[Items listed in a dataset]
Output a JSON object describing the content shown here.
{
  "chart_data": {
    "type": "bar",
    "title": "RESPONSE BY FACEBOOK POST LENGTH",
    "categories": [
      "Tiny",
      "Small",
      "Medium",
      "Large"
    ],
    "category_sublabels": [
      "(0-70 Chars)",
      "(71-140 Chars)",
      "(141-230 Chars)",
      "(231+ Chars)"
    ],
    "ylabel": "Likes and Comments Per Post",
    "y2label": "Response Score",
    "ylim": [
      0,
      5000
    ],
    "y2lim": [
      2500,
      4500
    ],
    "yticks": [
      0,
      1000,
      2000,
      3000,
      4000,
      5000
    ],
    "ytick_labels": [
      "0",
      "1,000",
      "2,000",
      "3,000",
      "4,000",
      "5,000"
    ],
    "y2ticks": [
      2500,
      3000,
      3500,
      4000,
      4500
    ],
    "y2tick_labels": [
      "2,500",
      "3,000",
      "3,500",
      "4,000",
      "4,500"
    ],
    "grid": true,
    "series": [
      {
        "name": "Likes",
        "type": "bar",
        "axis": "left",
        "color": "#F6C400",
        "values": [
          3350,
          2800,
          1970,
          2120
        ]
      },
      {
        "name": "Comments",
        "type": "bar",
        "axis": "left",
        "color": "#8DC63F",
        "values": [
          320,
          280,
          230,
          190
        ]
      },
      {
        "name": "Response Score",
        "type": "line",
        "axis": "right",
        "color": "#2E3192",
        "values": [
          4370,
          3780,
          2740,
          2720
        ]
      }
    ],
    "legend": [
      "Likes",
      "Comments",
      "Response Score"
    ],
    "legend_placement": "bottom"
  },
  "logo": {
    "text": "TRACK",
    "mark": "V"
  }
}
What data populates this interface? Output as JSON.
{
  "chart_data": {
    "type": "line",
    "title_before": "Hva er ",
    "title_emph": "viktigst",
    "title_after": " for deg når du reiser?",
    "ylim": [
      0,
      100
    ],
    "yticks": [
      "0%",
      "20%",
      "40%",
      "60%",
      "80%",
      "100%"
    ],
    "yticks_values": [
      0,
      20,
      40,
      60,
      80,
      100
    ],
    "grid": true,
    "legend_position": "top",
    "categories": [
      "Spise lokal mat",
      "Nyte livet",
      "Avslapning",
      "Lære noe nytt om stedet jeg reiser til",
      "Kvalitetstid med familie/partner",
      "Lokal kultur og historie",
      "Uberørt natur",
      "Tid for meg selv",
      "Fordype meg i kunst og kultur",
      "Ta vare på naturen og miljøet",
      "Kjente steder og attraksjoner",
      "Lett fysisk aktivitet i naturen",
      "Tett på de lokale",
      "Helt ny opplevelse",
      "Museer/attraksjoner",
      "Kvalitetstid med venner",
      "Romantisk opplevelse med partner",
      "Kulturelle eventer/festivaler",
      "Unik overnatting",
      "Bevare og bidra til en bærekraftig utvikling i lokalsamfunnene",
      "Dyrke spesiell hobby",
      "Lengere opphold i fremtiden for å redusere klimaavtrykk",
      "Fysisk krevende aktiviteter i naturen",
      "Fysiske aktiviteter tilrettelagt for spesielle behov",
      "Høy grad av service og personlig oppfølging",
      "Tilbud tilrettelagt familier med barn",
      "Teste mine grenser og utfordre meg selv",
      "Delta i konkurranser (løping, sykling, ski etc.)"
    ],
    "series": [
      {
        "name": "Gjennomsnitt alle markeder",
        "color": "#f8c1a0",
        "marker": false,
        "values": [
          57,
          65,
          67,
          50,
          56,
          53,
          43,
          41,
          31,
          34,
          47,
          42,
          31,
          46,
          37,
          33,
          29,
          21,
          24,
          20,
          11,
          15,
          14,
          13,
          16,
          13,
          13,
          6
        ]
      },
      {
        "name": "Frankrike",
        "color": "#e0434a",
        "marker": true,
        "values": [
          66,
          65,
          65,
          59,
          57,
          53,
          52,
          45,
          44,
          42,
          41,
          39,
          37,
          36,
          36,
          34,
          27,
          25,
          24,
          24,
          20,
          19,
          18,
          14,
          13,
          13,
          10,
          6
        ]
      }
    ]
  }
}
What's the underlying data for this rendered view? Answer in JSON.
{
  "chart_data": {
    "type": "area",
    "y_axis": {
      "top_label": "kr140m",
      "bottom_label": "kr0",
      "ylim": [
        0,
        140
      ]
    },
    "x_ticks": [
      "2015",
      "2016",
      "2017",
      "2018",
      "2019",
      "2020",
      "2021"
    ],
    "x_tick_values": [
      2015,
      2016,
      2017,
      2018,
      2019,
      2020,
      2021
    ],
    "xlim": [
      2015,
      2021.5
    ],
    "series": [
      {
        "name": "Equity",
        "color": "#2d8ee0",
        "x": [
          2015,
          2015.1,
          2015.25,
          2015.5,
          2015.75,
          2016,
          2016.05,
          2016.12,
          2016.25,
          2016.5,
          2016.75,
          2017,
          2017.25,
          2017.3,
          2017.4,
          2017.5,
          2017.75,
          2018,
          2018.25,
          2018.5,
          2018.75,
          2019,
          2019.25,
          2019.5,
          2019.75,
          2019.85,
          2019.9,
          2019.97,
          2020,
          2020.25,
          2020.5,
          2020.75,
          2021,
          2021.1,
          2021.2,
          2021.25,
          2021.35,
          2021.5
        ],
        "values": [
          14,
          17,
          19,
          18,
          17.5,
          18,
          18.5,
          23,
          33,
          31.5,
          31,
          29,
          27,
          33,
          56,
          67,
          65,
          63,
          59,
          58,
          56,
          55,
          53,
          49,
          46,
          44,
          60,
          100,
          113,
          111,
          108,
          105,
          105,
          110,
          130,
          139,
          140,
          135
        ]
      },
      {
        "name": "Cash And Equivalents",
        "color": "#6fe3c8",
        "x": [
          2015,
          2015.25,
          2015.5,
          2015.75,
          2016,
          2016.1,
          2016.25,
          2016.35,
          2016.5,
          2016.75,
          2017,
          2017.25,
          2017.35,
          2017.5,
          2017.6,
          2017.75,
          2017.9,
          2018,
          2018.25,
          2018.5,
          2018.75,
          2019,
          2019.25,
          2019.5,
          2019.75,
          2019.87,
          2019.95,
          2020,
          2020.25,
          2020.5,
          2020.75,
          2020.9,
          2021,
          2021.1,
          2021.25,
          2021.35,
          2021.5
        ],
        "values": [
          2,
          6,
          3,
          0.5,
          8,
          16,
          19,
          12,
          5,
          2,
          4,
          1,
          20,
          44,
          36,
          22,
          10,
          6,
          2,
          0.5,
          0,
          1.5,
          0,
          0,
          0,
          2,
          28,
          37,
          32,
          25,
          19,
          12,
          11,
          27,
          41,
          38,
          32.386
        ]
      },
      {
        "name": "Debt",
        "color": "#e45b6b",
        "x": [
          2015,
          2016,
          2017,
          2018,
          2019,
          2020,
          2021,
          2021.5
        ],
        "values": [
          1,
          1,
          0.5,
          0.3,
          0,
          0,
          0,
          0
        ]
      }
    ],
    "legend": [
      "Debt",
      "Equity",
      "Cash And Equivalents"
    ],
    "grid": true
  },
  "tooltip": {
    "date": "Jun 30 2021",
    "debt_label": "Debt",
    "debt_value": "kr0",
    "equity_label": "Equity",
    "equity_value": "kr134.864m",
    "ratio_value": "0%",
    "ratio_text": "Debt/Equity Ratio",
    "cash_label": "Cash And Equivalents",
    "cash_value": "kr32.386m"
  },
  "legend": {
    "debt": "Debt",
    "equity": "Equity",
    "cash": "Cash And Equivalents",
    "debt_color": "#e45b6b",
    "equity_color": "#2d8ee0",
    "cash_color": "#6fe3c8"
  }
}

_Exercise_
From the preceding material, extract every line exactly.

_Written solution_
Output a JSON object describing the content shown here.
{
  "chart_data": {
    "type": "bar",
    "title": "RESPONSE BY FACEBOOK POST LENGTH",
    "categories": [
      "Tiny",
      "Small",
      "Medium",
      "Large"
    ],
    "category_sublabels": [
      "(0-70 Chars)",
      "(71-140 Chars)",
      "(141-230 Chars)",
      "(231+ Chars)"
    ],
    "ylabel": "Likes and Comments Per Post",
    "y2label": "Response Score",
    "ylim": [
      0,
      5000
    ],
    "y2lim": [
      2500,
      4500
    ],
    "yticks": [
      0,
      1000,
      2000,
      3000,
      4000,
      5000
    ],
    "ytick_labels": [
      "0",
      "1,000",
      "2,000",
      "3,000",
      "4,000",
      "5,000"
    ],
    "y2ticks": [
      2500,
      3000,
      3500,
      4000,
      4500
    ],
    "y2tick_labels": [
      "2,500",
      "3,000",
      "3,500",
      "4,000",
      "4,500"
    ],
    "grid": true,
    "series": [
      {
        "name": "Likes",
        "type": "bar",
        "axis": "left",
        "color": "#F6C400",
        "values": [
          3350,
          2800,
          1970,
          2120
        ]
      },
      {
        "name": "Comments",
        "type": "bar",
        "axis": "left",
        "color": "#8DC63F",
        "values": [
          320,
          280,
          230,
          190
        ]
      },
      {
        "name": "Response Score",
        "type": "line",
        "axis": "right",
        "color": "#2E3192",
        "values": [
          4370,
          3780,
          2740,
          2720
        ]
      }
    ],
    "legend": [
      "Likes",
      "Comments",
      "Response Score"
    ],
    "legend_placement": "bottom"
  },
  "logo": {
    "text": "TRACK",
    "mark": "V"
  }
}
What data populates this interface? Output as JSON.
{
  "chart_data": {
    "type": "line",
    "title_before": "Hva er ",
    "title_emph": "viktigst",
    "title_after": " for deg når du reiser?",
    "ylim": [
      0,
      100
    ],
    "yticks": [
      "0%",
      "20%",
      "40%",
      "60%",
      "80%",
      "100%"
    ],
    "yticks_values": [
      0,
      20,
      40,
      60,
      80,
      100
    ],
    "grid": true,
    "legend_position": "top",
    "categories": [
      "Spise lokal mat",
      "Nyte livet",
      "Avslapning",
      "Lære noe nytt om stedet jeg reiser til",
      "Kvalitetstid med familie/partner",
      "Lokal kultur og historie",
      "Uberørt natur",
      "Tid for meg selv",
      "Fordype meg i kunst og kultur",
      "Ta vare på naturen og miljøet",
      "Kjente steder og attraksjoner",
      "Lett fysisk aktivitet i naturen",
      "Tett på de lokale",
      "Helt ny opplevelse",
      "Museer/attraksjoner",
      "Kvalitetstid med venner",
      "Romantisk opplevelse med partner",
      "Kulturelle eventer/festivaler",
      "Unik overnatting",
      "Bevare og bidra til en bærekraftig utvikling i lokalsamfunnene",
      "Dyrke spesiell hobby",
      "Lengere opphold i fremtiden for å redusere klimaavtrykk",
      "Fysisk krevende aktiviteter i naturen",
      "Fysiske aktiviteter tilrettelagt for spesielle behov",
      "Høy grad av service og personlig oppfølging",
      "Tilbud tilrettelagt familier med barn",
      "Teste mine grenser og utfordre meg selv",
      "Delta i konkurranser (løping, sykling, ski etc.)"
    ],
    "series": [
      {
        "name": "Gjennomsnitt alle markeder",
        "color": "#f8c1a0",
        "marker": false,
        "values": [
          57,
          65,
          67,
          50,
          56,
          53,
          43,
          41,
          31,
          34,
          47,
          42,
          31,
          46,
          37,
          33,
          29,
          21,
          24,
          20,
          11,
          15,
          14,
          13,
          16,
          13,
          13,
          6
        ]
      },
      {
        "name": "Frankrike",
        "color": "#e0434a",
        "marker": true,
        "values": [
          66,
          65,
          65,
          59,
          57,
          53,
          52,
          45,
          44,
          42,
          41,
          39,
          37,
          36,
          36,
          34,
          27,
          25,
          24,
          24,
          20,
          19,
          18,
          14,
          13,
          13,
          10,
          6
        ]
      }
    ]
  }
}
What's the underlying data for this rendered view? Answer in JSON.
{
  "chart_data": {
    "type": "area",
    "y_axis": {
      "top_label": "kr140m",
      "bottom_label": "kr0",
      "ylim": [
        0,
        140
      ]
    },
    "x_ticks": [
      "2015",
      "2016",
      "2017",
      "2018",
      "2019",
      "2020",
      "2021"
    ],
    "x_tick_values": [
      2015,
      2016,
      2017,
      2018,
      2019,
      2020,
      2021
    ],
    "xlim": [
      2015,
      2021.5
    ],
    "series": [
      {
        "name": "Equity",
        "color": "#2d8ee0",
        "x": [
          2015,
          2015.1,
          2015.25,
          2015.5,
          2015.75,
          2016,
          2016.05,
          2016.12,
          2016.25,
          2016.5,
          2016.75,
          2017,
          2017.25,
          2017.3,
          2017.4,
          2017.5,
          2017.75,
          2018,
          2018.25,
          2018.5,
          2018.75,
          2019,
          2019.25,
          2019.5,
          2019.75,
          2019.85,
          2019.9,
          2019.97,
          2020,
          2020.25,
          2020.5,
          2020.75,
          2021,
          2021.1,
          2021.2,
          2021.25,
          2021.35,
          2021.5
        ],
        "values": [
          14,
          17,
          19,
          18,
          17.5,
          18,
          18.5,
          23,
          33,
          31.5,
          31,
          29,
          27,
          33,
          56,
          67,
          65,
          63,
          59,
          58,
          56,
          55,
          53,
          49,
          46,
          44,
          60,
          100,
          113,
          111,
          108,
          105,
          105,
          110,
          130,
          139,
          140,
          135
        ]
      },
      {
        "name": "Cash And Equivalents",
        "color": "#6fe3c8",
        "x": [
          2015,
          2015.25,
          2015.5,
          2015.75,
          2016,
          2016.1,
          2016.25,
          2016.35,
          2016.5,
          2016.75,
          2017,
          2017.25,
          2017.35,
          2017.5,
          2017.6,
          2017.75,
          2017.9,
          2018,
          2018.25,
          2018.5,
          2018.75,
          2019,
          2019.25,
          2019.5,
          2019.75,
          2019.87,
          2019.95,
          2020,
          2020.25,
          2020.5,
          2020.75,
          2020.9,
          2021,
          2021.1,
          2021.25,
          2021.35,
          2021.5
        ],
        "values": [
          2,
          6,
          3,
          0.5,
          8,
          16,
          19,
          12,
          5,
          2,
          4,
          1,
          20,
          44,
          36,
          22,
          10,
          6,
          2,
          0.5,
          0,
          1.5,
          0,
          0,
          0,
          2,
          28,
          37,
          32,
          25,
          19,
          12,
          11,
          27,
          41,
          38,
          32.386
        ]
      },
      {
        "name": "Debt",
        "color": "#e45b6b",
        "x": [
          2015,
          2016,
          2017,
          2018,
          2019,
          2020,
          2021,
          2021.5
        ],
        "values": [
          1,
          1,
          0.5,
          0.3,
          0,
          0,
          0,
          0
        ]
      }
    ],
    "legend": [
      "Debt",
      "Equity",
      "Cash And Equivalents"
    ],
    "grid": true
  },
  "tooltip": {
    "date": "Jun 30 2021",
    "debt_label": "Debt",
    "debt_value": "kr0",
    "equity_label": "Equity",
    "equity_value": "kr134.864m",
    "ratio_value": "0%",
    "ratio_text": "Debt/Equity Ratio",
    "cash_label": "Cash And Equivalents",
    "cash_value": "kr32.386m"
  },
  "legend": {
    "debt": "Debt",
    "equity": "Equity",
    "cash": "Cash And Equivalents",
    "debt_color": "#e45b6b",
    "equity_color": "#2d8ee0",
    "cash_color": "#6fe3c8"
  }
}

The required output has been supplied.